[YOUR INSTRUCTIONS]:
The records that follow must be repeated verbatim, every one of them.

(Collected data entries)
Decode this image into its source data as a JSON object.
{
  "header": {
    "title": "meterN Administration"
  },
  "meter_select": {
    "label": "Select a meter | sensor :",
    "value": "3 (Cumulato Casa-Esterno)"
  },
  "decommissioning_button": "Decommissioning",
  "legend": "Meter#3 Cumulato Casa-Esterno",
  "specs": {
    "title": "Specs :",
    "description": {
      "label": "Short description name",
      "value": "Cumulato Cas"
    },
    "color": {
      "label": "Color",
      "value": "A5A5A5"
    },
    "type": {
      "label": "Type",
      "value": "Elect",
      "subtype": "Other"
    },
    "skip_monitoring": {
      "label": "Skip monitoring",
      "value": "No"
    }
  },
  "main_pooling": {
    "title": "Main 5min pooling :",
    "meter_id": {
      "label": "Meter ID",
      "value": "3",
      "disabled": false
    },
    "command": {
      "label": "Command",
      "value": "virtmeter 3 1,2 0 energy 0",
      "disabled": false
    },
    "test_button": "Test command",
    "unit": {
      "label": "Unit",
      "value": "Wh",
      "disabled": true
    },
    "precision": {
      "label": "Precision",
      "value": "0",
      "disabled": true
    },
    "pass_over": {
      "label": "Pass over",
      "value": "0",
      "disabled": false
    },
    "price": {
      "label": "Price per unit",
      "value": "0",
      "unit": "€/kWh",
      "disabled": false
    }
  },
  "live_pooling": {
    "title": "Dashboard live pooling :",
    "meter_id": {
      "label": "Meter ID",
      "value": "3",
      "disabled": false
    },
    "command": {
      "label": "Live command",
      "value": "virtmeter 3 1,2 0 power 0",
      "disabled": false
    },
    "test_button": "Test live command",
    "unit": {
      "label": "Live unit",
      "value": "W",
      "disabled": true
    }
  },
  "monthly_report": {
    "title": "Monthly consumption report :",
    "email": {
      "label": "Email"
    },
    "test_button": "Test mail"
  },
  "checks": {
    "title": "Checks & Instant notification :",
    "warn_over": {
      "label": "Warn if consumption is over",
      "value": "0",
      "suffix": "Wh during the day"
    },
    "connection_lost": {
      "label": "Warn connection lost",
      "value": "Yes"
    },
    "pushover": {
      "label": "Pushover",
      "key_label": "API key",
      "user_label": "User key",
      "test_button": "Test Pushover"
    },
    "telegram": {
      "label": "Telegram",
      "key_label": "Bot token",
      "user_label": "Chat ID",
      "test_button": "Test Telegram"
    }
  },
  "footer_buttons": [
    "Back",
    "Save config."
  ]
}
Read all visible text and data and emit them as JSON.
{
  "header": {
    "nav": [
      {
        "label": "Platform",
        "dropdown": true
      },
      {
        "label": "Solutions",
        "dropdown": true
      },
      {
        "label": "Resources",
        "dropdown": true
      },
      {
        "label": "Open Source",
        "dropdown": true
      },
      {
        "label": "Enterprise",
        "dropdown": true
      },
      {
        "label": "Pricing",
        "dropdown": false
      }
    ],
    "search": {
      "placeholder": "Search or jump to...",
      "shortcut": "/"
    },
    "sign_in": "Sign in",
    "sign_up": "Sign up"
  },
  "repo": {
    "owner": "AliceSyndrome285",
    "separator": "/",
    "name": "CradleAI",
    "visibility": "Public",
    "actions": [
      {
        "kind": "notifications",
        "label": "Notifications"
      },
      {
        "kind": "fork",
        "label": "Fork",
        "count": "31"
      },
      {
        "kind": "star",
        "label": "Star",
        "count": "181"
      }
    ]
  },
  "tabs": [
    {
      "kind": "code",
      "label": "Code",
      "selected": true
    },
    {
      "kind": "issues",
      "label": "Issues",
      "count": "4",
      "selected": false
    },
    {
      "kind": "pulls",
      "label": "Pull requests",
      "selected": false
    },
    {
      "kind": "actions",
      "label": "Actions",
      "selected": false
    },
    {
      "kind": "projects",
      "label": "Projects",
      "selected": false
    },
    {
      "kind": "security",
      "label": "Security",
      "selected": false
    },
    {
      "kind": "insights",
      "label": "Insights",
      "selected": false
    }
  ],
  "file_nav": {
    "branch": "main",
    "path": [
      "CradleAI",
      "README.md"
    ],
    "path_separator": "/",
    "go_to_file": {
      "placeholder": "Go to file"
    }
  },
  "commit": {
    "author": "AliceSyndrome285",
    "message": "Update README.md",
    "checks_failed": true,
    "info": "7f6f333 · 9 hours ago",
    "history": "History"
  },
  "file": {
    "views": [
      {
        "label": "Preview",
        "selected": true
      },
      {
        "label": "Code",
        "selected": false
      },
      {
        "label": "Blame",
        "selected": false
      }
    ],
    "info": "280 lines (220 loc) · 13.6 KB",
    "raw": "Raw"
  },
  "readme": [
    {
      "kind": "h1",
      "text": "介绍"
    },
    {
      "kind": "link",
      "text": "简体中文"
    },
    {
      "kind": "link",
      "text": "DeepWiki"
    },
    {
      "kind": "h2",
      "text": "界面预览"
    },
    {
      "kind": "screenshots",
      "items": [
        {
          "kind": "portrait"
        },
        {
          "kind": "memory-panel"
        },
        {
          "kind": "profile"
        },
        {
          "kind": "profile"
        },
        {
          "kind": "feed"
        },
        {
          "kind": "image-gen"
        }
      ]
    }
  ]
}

[TASK RESPONSE]:
Decode this image into its source data as a JSON object.
{
  "header": {
    "title": "meterN Administration"
  },
  "meter_select": {
    "label": "Select a meter | sensor :",
    "value": "3 (Cumulato Casa-Esterno)"
  },
  "decommissioning_button": "Decommissioning",
  "legend": "Meter#3 Cumulato Casa-Esterno",
  "specs": {
    "title": "Specs :",
    "description": {
      "label": "Short description name",
      "value": "Cumulato Cas"
    },
    "color": {
      "label": "Color",
      "value": "A5A5A5"
    },
    "type": {
      "label": "Type",
      "value": "Elect",
      "subtype": "Other"
    },
    "skip_monitoring": {
      "label": "Skip monitoring",
      "value": "No"
    }
  },
  "main_pooling": {
    "title": "Main 5min pooling :",
    "meter_id": {
      "label": "Meter ID",
      "value": "3",
      "disabled": false
    },
    "command": {
      "label": "Command",
      "value": "virtmeter 3 1,2 0 energy 0",
      "disabled": false
    },
    "test_button": "Test command",
    "unit": {
      "label": "Unit",
      "value": "Wh",
      "disabled": true
    },
    "precision": {
      "label": "Precision",
      "value": "0",
      "disabled": true
    },
    "pass_over": {
      "label": "Pass over",
      "value": "0",
      "disabled": false
    },
    "price": {
      "label": "Price per unit",
      "value": "0",
      "unit": "€/kWh",
      "disabled": false
    }
  },
  "live_pooling": {
    "title": "Dashboard live pooling :",
    "meter_id": {
      "label": "Meter ID",
      "value": "3",
      "disabled": false
    },
    "command": {
      "label": "Live command",
      "value": "virtmeter 3 1,2 0 power 0",
      "disabled": false
    },
    "test_button": "Test live command",
    "unit": {
      "label": "Live unit",
      "value": "W",
      "disabled": true
    }
  },
  "monthly_report": {
    "title": "Monthly consumption report :",
    "email": {
      "label": "Email"
    },
    "test_button": "Test mail"
  },
  "checks": {
    "title": "Checks & Instant notification :",
    "warn_over": {
      "label": "Warn if consumption is over",
      "value": "0",
      "suffix": "Wh during the day"
    },
    "connection_lost": {
      "label": "Warn connection lost",
      "value": "Yes"
    },
    "pushover": {
      "label": "Pushover",
      "key_label": "API key",
      "user_label": "User key",
      "test_button": "Test Pushover"
    },
    "telegram": {
      "label": "Telegram",
      "key_label": "Bot token",
      "user_label": "Chat ID",
      "test_button": "Test Telegram"
    }
  },
  "footer_buttons": [
    "Back",
    "Save config."
  ]
}
Read all visible text and data and emit them as JSON.
{
  "header": {
    "nav": [
      {
        "label": "Platform",
        "dropdown": true
      },
      {
        "label": "Solutions",
        "dropdown": true
      },
      {
        "label": "Resources",
        "dropdown": true
      },
      {
        "label": "Open Source",
        "dropdown": true
      },
      {
        "label": "Enterprise",
        "dropdown": true
      },
      {
        "label": "Pricing",
        "dropdown": false
      }
    ],
    "search": {
      "placeholder": "Search or jump to...",
      "shortcut": "/"
    },
    "sign_in": "Sign in",
    "sign_up": "Sign up"
  },
  "repo": {
    "owner": "AliceSyndrome285",
    "separator": "/",
    "name": "CradleAI",
    "visibility": "Public",
    "actions": [
      {
        "kind": "notifications",
        "label": "Notifications"
      },
      {
        "kind": "fork",
        "label": "Fork",
        "count": "31"
      },
      {
        "kind": "star",
        "label": "Star",
        "count": "181"
      }
    ]
  },
  "tabs": [
    {
      "kind": "code",
      "label": "Code",
      "selected": true
    },
    {
      "kind": "issues",
      "label": "Issues",
      "count": "4",
      "selected": false
    },
    {
      "kind": "pulls",
      "label": "Pull requests",
      "selected": false
    },
    {
      "kind": "actions",
      "label": "Actions",
      "selected": false
    },
    {
      "kind": "projects",
      "label": "Projects",
      "selected": false
    },
    {
      "kind": "security",
      "label": "Security",
      "selected": false
    },
    {
      "kind": "insights",
      "label": "Insights",
      "selected": false
    }
  ],
  "file_nav": {
    "branch": "main",
    "path": [
      "CradleAI",
      "README.md"
    ],
    "path_separator": "/",
    "go_to_file": {
      "placeholder": "Go to file"
    }
  },
  "commit": {
    "author": "AliceSyndrome285",
    "message": "Update README.md",
    "checks_failed": true,
    "info": "7f6f333 · 9 hours ago",
    "history": "History"
  },
  "file": {
    "views": [
      {
        "label": "Preview",
        "selected": true
      },
      {
        "label": "Code",
        "selected": false
      },
      {
        "label": "Blame",
        "selected": false
      }
    ],
    "info": "280 lines (220 loc) · 13.6 KB",
    "raw": "Raw"
  },
  "readme": [
    {
      "kind": "h1",
      "text": "介绍"
    },
    {
      "kind": "link",
      "text": "简体中文"
    },
    {
      "kind": "link",
      "text": "DeepWiki"
    },
    {
      "kind": "h2",
      "text": "界面预览"
    },
    {
      "kind": "screenshots",
      "items": [
        {
          "kind": "portrait"
        },
        {
          "kind": "memory-panel"
        },
        {
          "kind": "profile"
        },
        {
          "kind": "profile"
        },
        {
          "kind": "feed"
        },
        {
          "kind": "image-gen"
        }
      ]
    }
  ]
}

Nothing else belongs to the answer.